• **Given data**:
#####
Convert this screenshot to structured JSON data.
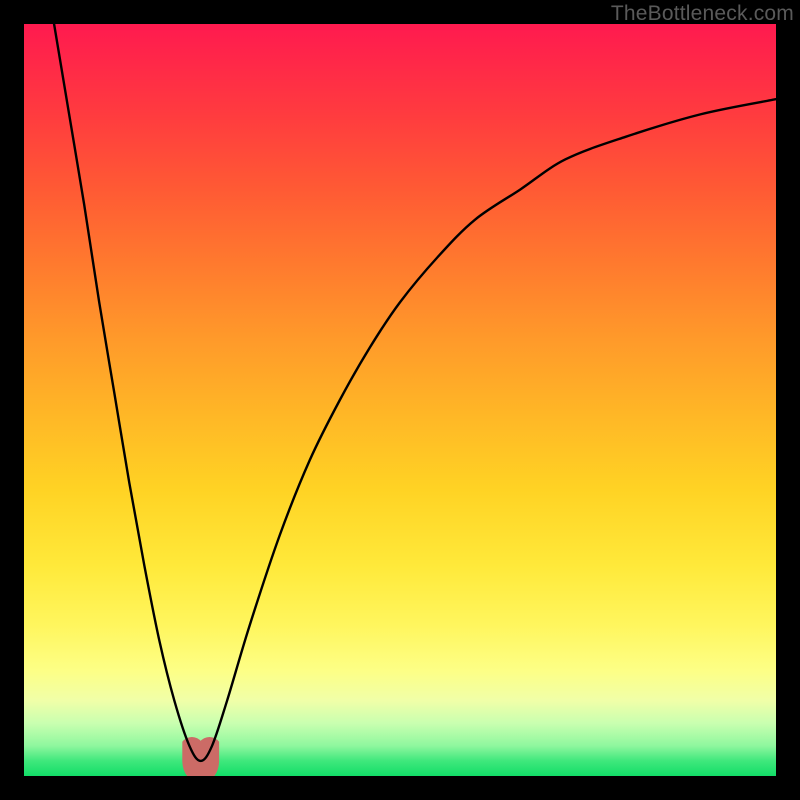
{
  "watermark": {
    "text": "TheBottleneck.com"
  },
  "chart_data": {
    "type": "line",
    "title": "",
    "xlabel": "",
    "ylabel": "",
    "xlim": [
      0,
      100
    ],
    "ylim": [
      0,
      100
    ],
    "legend": null,
    "grid": false,
    "background": "red-yellow-green vertical gradient",
    "series": [
      {
        "name": "bottleneck-curve",
        "x": [
          4,
          6,
          8,
          10,
          12,
          14,
          16,
          18,
          20,
          22,
          23.5,
          25,
          27,
          30,
          34,
          38,
          42,
          46,
          50,
          55,
          60,
          66,
          72,
          80,
          90,
          100
        ],
        "y": [
          100,
          88,
          76,
          63,
          51,
          39,
          28,
          18,
          10,
          4,
          2,
          4,
          10,
          20,
          32,
          42,
          50,
          57,
          63,
          69,
          74,
          78,
          82,
          85,
          88,
          90
        ]
      }
    ],
    "markers": [
      {
        "name": "valley-marker",
        "x": 23.5,
        "y": 2,
        "color": "#cc6b66",
        "radius_px": 16
      }
    ]
  }
}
#####
• **What is needed**: Search the data for "name" and list every line in which it occurs.

• **Exercise solution**:
        "name": "bottleneck-curve",
        "name": "valley-marker",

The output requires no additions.